[Data listing]
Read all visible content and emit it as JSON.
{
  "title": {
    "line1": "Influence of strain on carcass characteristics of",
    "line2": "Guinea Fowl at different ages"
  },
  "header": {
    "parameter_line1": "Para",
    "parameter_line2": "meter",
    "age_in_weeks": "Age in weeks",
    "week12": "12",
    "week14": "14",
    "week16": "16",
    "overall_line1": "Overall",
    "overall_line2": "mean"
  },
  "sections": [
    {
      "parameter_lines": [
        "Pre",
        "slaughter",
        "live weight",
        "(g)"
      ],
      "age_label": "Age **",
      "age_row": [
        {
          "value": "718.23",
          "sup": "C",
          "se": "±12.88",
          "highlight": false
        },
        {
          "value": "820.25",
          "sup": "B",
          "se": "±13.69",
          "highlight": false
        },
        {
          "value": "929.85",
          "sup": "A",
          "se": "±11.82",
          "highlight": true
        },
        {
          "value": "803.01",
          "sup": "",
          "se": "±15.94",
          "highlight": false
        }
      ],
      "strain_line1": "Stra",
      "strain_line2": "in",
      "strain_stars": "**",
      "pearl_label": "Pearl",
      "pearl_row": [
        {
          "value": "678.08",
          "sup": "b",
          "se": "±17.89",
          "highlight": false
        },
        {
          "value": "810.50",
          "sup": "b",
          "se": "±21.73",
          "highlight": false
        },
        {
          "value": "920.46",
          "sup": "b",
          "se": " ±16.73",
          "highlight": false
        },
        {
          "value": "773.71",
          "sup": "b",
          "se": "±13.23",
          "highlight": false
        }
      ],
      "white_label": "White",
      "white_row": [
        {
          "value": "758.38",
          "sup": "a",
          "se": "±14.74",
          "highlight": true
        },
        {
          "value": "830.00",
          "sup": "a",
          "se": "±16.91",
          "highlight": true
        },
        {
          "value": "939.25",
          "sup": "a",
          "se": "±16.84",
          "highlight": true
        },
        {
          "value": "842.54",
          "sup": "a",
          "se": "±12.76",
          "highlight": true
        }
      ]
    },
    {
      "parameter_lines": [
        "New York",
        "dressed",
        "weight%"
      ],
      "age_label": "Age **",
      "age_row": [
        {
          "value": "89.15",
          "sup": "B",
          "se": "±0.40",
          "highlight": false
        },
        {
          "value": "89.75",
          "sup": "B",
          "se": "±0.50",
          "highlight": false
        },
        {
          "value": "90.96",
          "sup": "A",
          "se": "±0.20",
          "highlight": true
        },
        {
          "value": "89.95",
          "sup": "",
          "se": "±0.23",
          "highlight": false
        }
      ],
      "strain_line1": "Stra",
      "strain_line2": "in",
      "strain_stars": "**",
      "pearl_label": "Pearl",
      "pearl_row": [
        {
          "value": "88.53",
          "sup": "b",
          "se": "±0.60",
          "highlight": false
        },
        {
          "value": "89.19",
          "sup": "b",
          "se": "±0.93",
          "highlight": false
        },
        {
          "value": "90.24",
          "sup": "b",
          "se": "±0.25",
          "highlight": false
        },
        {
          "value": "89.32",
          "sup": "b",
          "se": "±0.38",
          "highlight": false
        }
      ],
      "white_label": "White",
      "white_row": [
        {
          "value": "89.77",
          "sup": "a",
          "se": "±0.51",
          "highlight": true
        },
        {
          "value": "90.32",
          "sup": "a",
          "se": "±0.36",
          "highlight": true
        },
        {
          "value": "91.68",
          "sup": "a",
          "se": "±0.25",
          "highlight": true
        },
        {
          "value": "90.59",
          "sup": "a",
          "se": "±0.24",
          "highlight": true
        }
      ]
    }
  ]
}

[Exercise brief] Reproduce the material verbatim, line by line.

[Written reply]
Read all visible content and emit it as JSON.
{
  "title": {
    "line1": "Influence of strain on carcass characteristics of",
    "line2": "Guinea Fowl at different ages"
  },
  "header": {
    "parameter_line1": "Para",
    "parameter_line2": "meter",
    "age_in_weeks": "Age in weeks",
    "week12": "12",
    "week14": "14",
    "week16": "16",
    "overall_line1": "Overall",
    "overall_line2": "mean"
  },
  "sections": [
    {
      "parameter_lines": [
        "Pre",
        "slaughter",
        "live weight",
        "(g)"
      ],
      "age_label": "Age **",
      "age_row": [
        {
          "value": "718.23",
          "sup": "C",
          "se": "±12.88",
          "highlight": false
        },
        {
          "value": "820.25",
          "sup": "B",
          "se": "±13.69",
          "highlight": false
        },
        {
          "value": "929.85",
          "sup": "A",
          "se": "±11.82",
          "highlight": true
        },
        {
          "value": "803.01",
          "sup": "",
          "se": "±15.94",
          "highlight": false
        }
      ],
      "strain_line1": "Stra",
      "strain_line2": "in",
      "strain_stars": "**",
      "pearl_label": "Pearl",
      "pearl_row": [
        {
          "value": "678.08",
          "sup": "b",
          "se": "±17.89",
          "highlight": false
        },
        {
          "value": "810.50",
          "sup": "b",
          "se": "±21.73",
          "highlight": false
        },
        {
          "value": "920.46",
          "sup": "b",
          "se": " ±16.73",
          "highlight": false
        },
        {
          "value": "773.71",
          "sup": "b",
          "se": "±13.23",
          "highlight": false
        }
      ],
      "white_label": "White",
      "white_row": [
        {
          "value": "758.38",
          "sup": "a",
          "se": "±14.74",
          "highlight": true
        },
        {
          "value": "830.00",
          "sup": "a",
          "se": "±16.91",
          "highlight": true
        },
        {
          "value": "939.25",
          "sup": "a",
          "se": "±16.84",
          "highlight": true
        },
        {
          "value": "842.54",
          "sup": "a",
          "se": "±12.76",
          "highlight": true
        }
      ]
    },
    {
      "parameter_lines": [
        "New York",
        "dressed",
        "weight%"
      ],
      "age_label": "Age **",
      "age_row": [
        {
          "value": "89.15",
          "sup": "B",
          "se": "±0.40",
          "highlight": false
        },
        {
          "value": "89.75",
          "sup": "B",
          "se": "±0.50",
          "highlight": false
        },
        {
          "value": "90.96",
          "sup": "A",
          "se": "±0.20",
          "highlight": true
        },
        {
          "value": "89.95",
          "sup": "",
          "se": "±0.23",
          "highlight": false
        }
      ],
      "strain_line1": "Stra",
      "strain_line2": "in",
      "strain_stars": "**",
      "pearl_label": "Pearl",
      "pearl_row": [
        {
          "value": "88.53",
          "sup": "b",
          "se": "±0.60",
          "highlight": false
        },
        {
          "value": "89.19",
          "sup": "b",
          "se": "±0.93",
          "highlight": false
        },
        {
          "value": "90.24",
          "sup": "b",
          "se": "±0.25",
          "highlight": false
        },
        {
          "value": "89.32",
          "sup": "b",
          "se": "±0.38",
          "highlight": false
        }
      ],
      "white_label": "White",
      "white_row": [
        {
          "value": "89.77",
          "sup": "a",
          "se": "±0.51",
          "highlight": true
        },
        {
          "value": "90.32",
          "sup": "a",
          "se": "±0.36",
          "highlight": true
        },
        {
          "value": "91.68",
          "sup": "a",
          "se": "±0.25",
          "highlight": true
        },
        {
          "value": "90.59",
          "sup": "a",
          "se": "±0.24",
          "highlight": true
        }
      ]
    }
  ]
}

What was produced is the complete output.